* **GIVEN TASK**
Skip the images. Copy the records exactly as written.

* **SUPPLIED DATA**
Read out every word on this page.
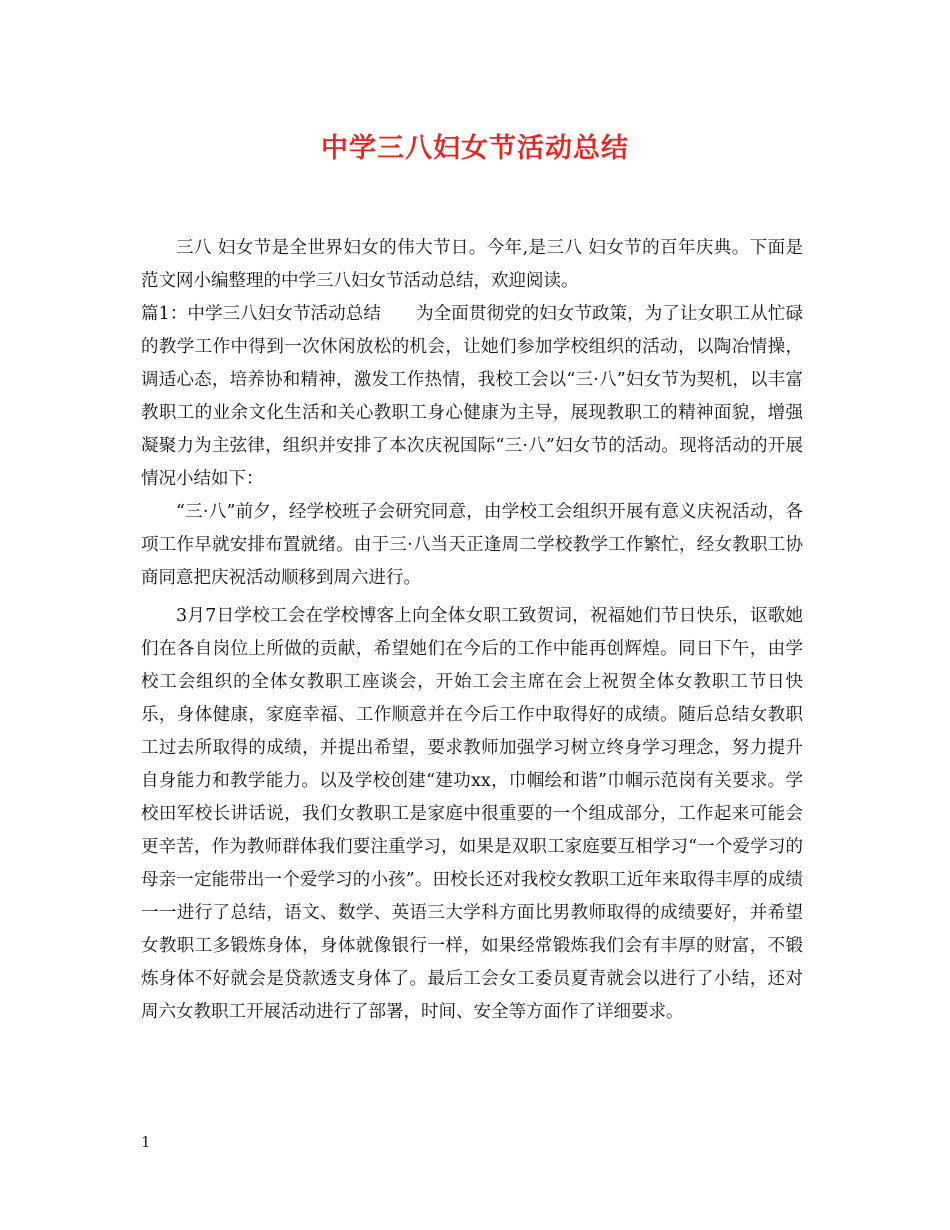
中学三八妇女节活动总结

三八 妇女节是全世界妇女的伟大节日。今年,是三八 妇女节的百年庆典。下面是范文网小编整理的中学三八妇女节活动总结，欢迎阅读。

篇1：中学三八妇女节活动总结　　为全面贯彻党的妇女节政策，为了让女职工从忙碌的教学工作中得到一次休闲放松的机会，让她们参加学校组织的活动，以陶冶情操，调适心态，培养协和精神，激发工作热情，我校工会以“三·八”妇女节为契机，以丰富教职工的业余文化生活和关心教职工身心健康为主导，展现教职工的精神面貌，增强凝聚力为主弦律，组织并安排了本次庆祝国际“三·八”妇女节的活动。现将活动的开展情况小结如下：

“三·八”前夕，经学校班子会研究同意，由学校工会组织开展有意义庆祝活动，各项工作早就安排布置就绪。由于三·八当天正逢周二学校教学工作繁忙，经女教职工协商同意把庆祝活动顺移到周六进行。

3月7日学校工会在学校博客上向全体女职工致贺词，祝福她们节日快乐，讴歌她们在各自岗位上所做的贡献，希望她们在今后的工作中能再创辉煌。同日下午，由学校工会组织的全体女教职工座谈会，开始工会主席在会上祝贺全体女教职工节日快乐，身体健康，家庭幸福、工作顺意并在今后工作中取得好的成绩。随后总结女教职工过去所取得的成绩，并提出希望，要求教师加强学习树立终身学习理念，努力提升自身能力和教学能力。以及学校创建“建功xx，巾帼绘和谐”巾帼示范岗有关要求。学校田军校长讲话说，我们女教职工是家庭中很重要的一个组成部分，工作起来可能会更辛苦，作为教师群体我们要注重学习，如果是双职工家庭要互相学习“一个爱学习的母亲一定能带出一个爱学习的小孩”。田校长还对我校女教职工近年来取得丰厚的成绩一一进行了总结，语文、数学、英语三大学科方面比男教师取得的成绩要好，并希望女教职工多锻炼身体，身体就像银行一样，如果经常锻炼我们会有丰厚的财富，不锻炼身体不好就会是贷款透支身体了。最后工会女工委员夏青就会以进行了小结，还对周六女教职工开展活动进行了部署，时间、安全等方面作了详细要求。

1
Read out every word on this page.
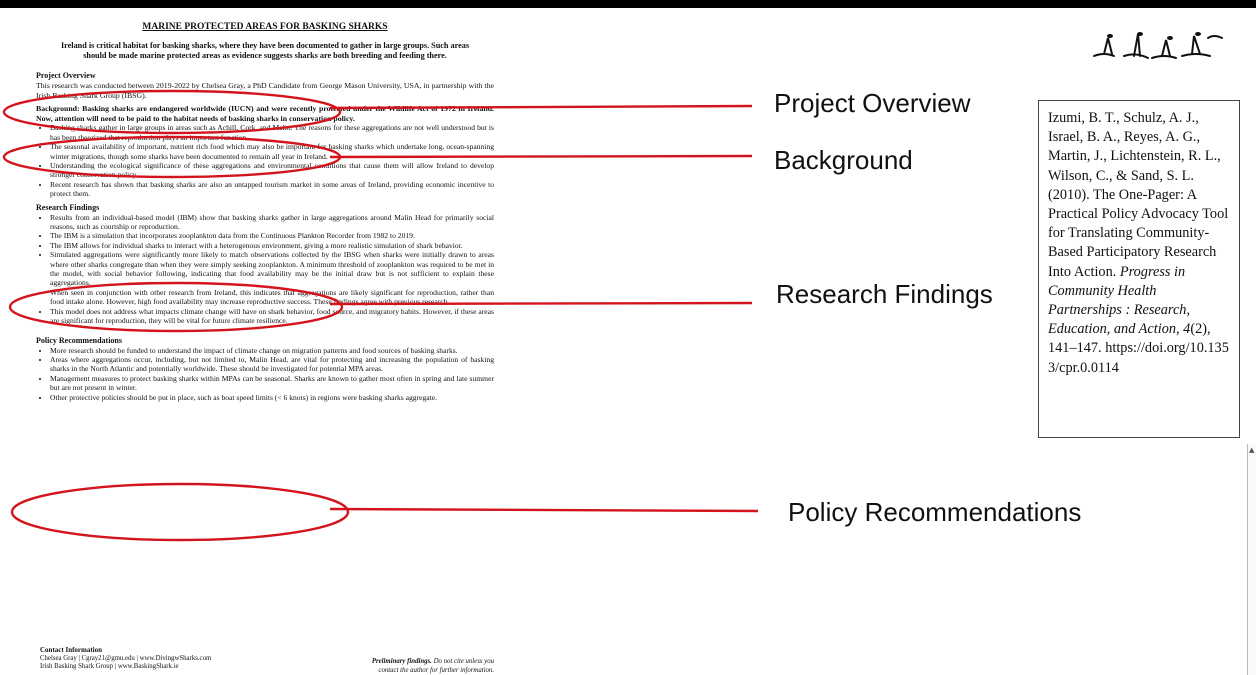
MARINE PROTECTED AREAS FOR BASKING SHARKS

Ireland is critical habitat for basking sharks, where they have been documented to gather in large groups. Such areas should be made marine protected areas as evidence suggests sharks are both breeding and feeding there.

Project Overview

This research was conducted between 2019-2022 by Chelsea Gray, a PhD Candidate from George Mason University, USA, in partnership with the Irish Basking Shark Group (IBSG).

Background: Basking sharks are endangered worldwide (IUCN) and were recently protected under the Wildlife Act of 1972 in Ireland. Now, attention will need to be paid to the habitat needs of basking sharks in conservation policy.

• Basking sharks gather in large groups in areas such as Achill, Cork, and Malin. The reasons for these aggregations are not well understood but is has been theorized that reproduction plays an important function.
• The seasonal availability of important, nutrient rich food which may also be important for basking sharks which undertake long, ocean-spanning winter migrations, though some sharks have been documented to remain all year in Ireland.
• Understanding the ecological significance of these aggregations and environmental conditions that cause them will allow Ireland to develop stronger conservation policy.
• Recent research has shown that basking sharks are also an untapped tourism market in some areas of Ireland, providing economic incentive to protect them.

Research Findings

• Results from an individual-based model (IBM) show that basking sharks gather in large aggregations around Malin Head for primarily social reasons, such as courtship or reproduction.
• The IBM is a simulation that incorporates zooplankton data from the Continuous Plankton Recorder from 1982 to 2019.
• The IBM allows for individual sharks to interact with a heterogenous environment, giving a more realistic simulation of shark behavior.
• Simulated aggregations were significantly more likely to match observations collected by the IBSG when sharks were initially drawn to areas where other sharks congregate than when they were simply seeking zooplankton. A minimum threshold of zooplankton was required to be met in the model, with social behavior following, indicating that food availability may be the initial draw but is not sufficient to explain these aggregations.
• When seen in conjunction with other research from Ireland, this indicates that aggregations are likely significant for reproduction, rather than food intake alone. However, high food availability may increase reproductive success. These findings agree with previous research.
• This model does not address what impacts climate change will have on shark behavior, food source, and migratory habits. However, if these areas are significant for reproduction, they will be vital for future climate resilience.

Policy Recommendations

• More research should be funded to understand the impact of climate change on migration patterns and food sources of basking sharks.
• Areas where aggregations occur, including, but not limited to, Malin Head, are vital for protecting and increasing the population of basking sharks in the North Atlantic and potentially worldwide. These should be investigated for potential MPA areas.
• Management measures to protect basking sharks within MPAs can be seasonal. Sharks are known to gather most often in spring and late summer but are not present in winter.
• Other protective policies should be put in place, such as boat speed limits (< 6 knots) in regions were basking sharks aggregate.
Contact Information
Chelsea Gray | Cgray21@gmu.edu | www.DivingwSharks.com
Irish Basking Shark Group | www.BaskingShark.ie
Preliminary findings. Do not cite unless you
contact the author for further information.
Project Overview
Background
Research Findings
Policy Recommendations
Izumi, B. T., Schulz, A. J., Israel, B. A., Reyes, A. G., Martin, J., Lichtenstein, R. L., Wilson, C., & Sand, S. L. (2010). The One-Pager: A Practical Policy Advocacy Tool for Translating Community-Based Participatory Research Into Action. Progress in Community Health Partnerships : Research, Education, and Action, 4(2), 141–147. https://doi.org/10.1353/cpr.0.0114
▲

* **RESULT FOR THIS TASK**
Read out every word on this page.
中学三八妇女节活动总结

三八 妇女节是全世界妇女的伟大节日。今年,是三八 妇女节的百年庆典。下面是范文网小编整理的中学三八妇女节活动总结，欢迎阅读。

篇1：中学三八妇女节活动总结　　为全面贯彻党的妇女节政策，为了让女职工从忙碌的教学工作中得到一次休闲放松的机会，让她们参加学校组织的活动，以陶冶情操，调适心态，培养协和精神，激发工作热情，我校工会以“三·八”妇女节为契机，以丰富教职工的业余文化生活和关心教职工身心健康为主导，展现教职工的精神面貌，增强凝聚力为主弦律，组织并安排了本次庆祝国际“三·八”妇女节的活动。现将活动的开展情况小结如下：

“三·八”前夕，经学校班子会研究同意，由学校工会组织开展有意义庆祝活动，各项工作早就安排布置就绪。由于三·八当天正逢周二学校教学工作繁忙，经女教职工协商同意把庆祝活动顺移到周六进行。

3月7日学校工会在学校博客上向全体女职工致贺词，祝福她们节日快乐，讴歌她们在各自岗位上所做的贡献，希望她们在今后的工作中能再创辉煌。同日下午，由学校工会组织的全体女教职工座谈会，开始工会主席在会上祝贺全体女教职工节日快乐，身体健康，家庭幸福、工作顺意并在今后工作中取得好的成绩。随后总结女教职工过去所取得的成绩，并提出希望，要求教师加强学习树立终身学习理念，努力提升自身能力和教学能力。以及学校创建“建功xx，巾帼绘和谐”巾帼示范岗有关要求。学校田军校长讲话说，我们女教职工是家庭中很重要的一个组成部分，工作起来可能会更辛苦，作为教师群体我们要注重学习，如果是双职工家庭要互相学习“一个爱学习的母亲一定能带出一个爱学习的小孩”。田校长还对我校女教职工近年来取得丰厚的成绩一一进行了总结，语文、数学、英语三大学科方面比男教师取得的成绩要好，并希望女教职工多锻炼身体，身体就像银行一样，如果经常锻炼我们会有丰厚的财富，不锻炼身体不好就会是贷款透支身体了。最后工会女工委员夏青就会以进行了小结，还对周六女教职工开展活动进行了部署，时间、安全等方面作了详细要求。

1
Read out every word on this page.
MARINE PROTECTED AREAS FOR BASKING SHARKS

Ireland is critical habitat for basking sharks, where they have been documented to gather in large groups. Such areas should be made marine protected areas as evidence suggests sharks are both breeding and feeding there.

Project Overview

This research was conducted between 2019-2022 by Chelsea Gray, a PhD Candidate from George Mason University, USA, in partnership with the Irish Basking Shark Group (IBSG).

Background: Basking sharks are endangered worldwide (IUCN) and were recently protected under the Wildlife Act of 1972 in Ireland. Now, attention will need to be paid to the habitat needs of basking sharks in conservation policy.

• Basking sharks gather in large groups in areas such as Achill, Cork, and Malin. The reasons for these aggregations are not well understood but is has been theorized that reproduction plays an important function.
• The seasonal availability of important, nutrient rich food which may also be important for basking sharks which undertake long, ocean-spanning winter migrations, though some sharks have been documented to remain all year in Ireland.
• Understanding the ecological significance of these aggregations and environmental conditions that cause them will allow Ireland to develop stronger conservation policy.
• Recent research has shown that basking sharks are also an untapped tourism market in some areas of Ireland, providing economic incentive to protect them.

Research Findings

• Results from an individual-based model (IBM) show that basking sharks gather in large aggregations around Malin Head for primarily social reasons, such as courtship or reproduction.
• The IBM is a simulation that incorporates zooplankton data from the Continuous Plankton Recorder from 1982 to 2019.
• The IBM allows for individual sharks to interact with a heterogenous environment, giving a more realistic simulation of shark behavior.
• Simulated aggregations were significantly more likely to match observations collected by the IBSG when sharks were initially drawn to areas where other sharks congregate than when they were simply seeking zooplankton. A minimum threshold of zooplankton was required to be met in the model, with social behavior following, indicating that food availability may be the initial draw but is not sufficient to explain these aggregations.
• When seen in conjunction with other research from Ireland, this indicates that aggregations are likely significant for reproduction, rather than food intake alone. However, high food availability may increase reproductive success. These findings agree with previous research.
• This model does not address what impacts climate change will have on shark behavior, food source, and migratory habits. However, if these areas are significant for reproduction, they will be vital for future climate resilience.

Policy Recommendations

• More research should be funded to understand the impact of climate change on migration patterns and food sources of basking sharks.
• Areas where aggregations occur, including, but not limited to, Malin Head, are vital for protecting and increasing the population of basking sharks in the North Atlantic and potentially worldwide. These should be investigated for potential MPA areas.
• Management measures to protect basking sharks within MPAs can be seasonal. Sharks are known to gather most often in spring and late summer but are not present in winter.
• Other protective policies should be put in place, such as boat speed limits (< 6 knots) in regions were basking sharks aggregate.
Contact Information
Chelsea Gray | Cgray21@gmu.edu | www.DivingwSharks.com
Irish Basking Shark Group | www.BaskingShark.ie
Preliminary findings. Do not cite unless you
contact the author for further information.
Project Overview
Background
Research Findings
Policy Recommendations
Izumi, B. T., Schulz, A. J., Israel, B. A., Reyes, A. G., Martin, J., Lichtenstein, R. L., Wilson, C., & Sand, S. L. (2010). The One-Pager: A Practical Policy Advocacy Tool for Translating Community-Based Participatory Research Into Action. Progress in Community Health Partnerships : Research, Education, and Action, 4(2), 141–147. https://doi.org/10.1353/cpr.0.0114
▲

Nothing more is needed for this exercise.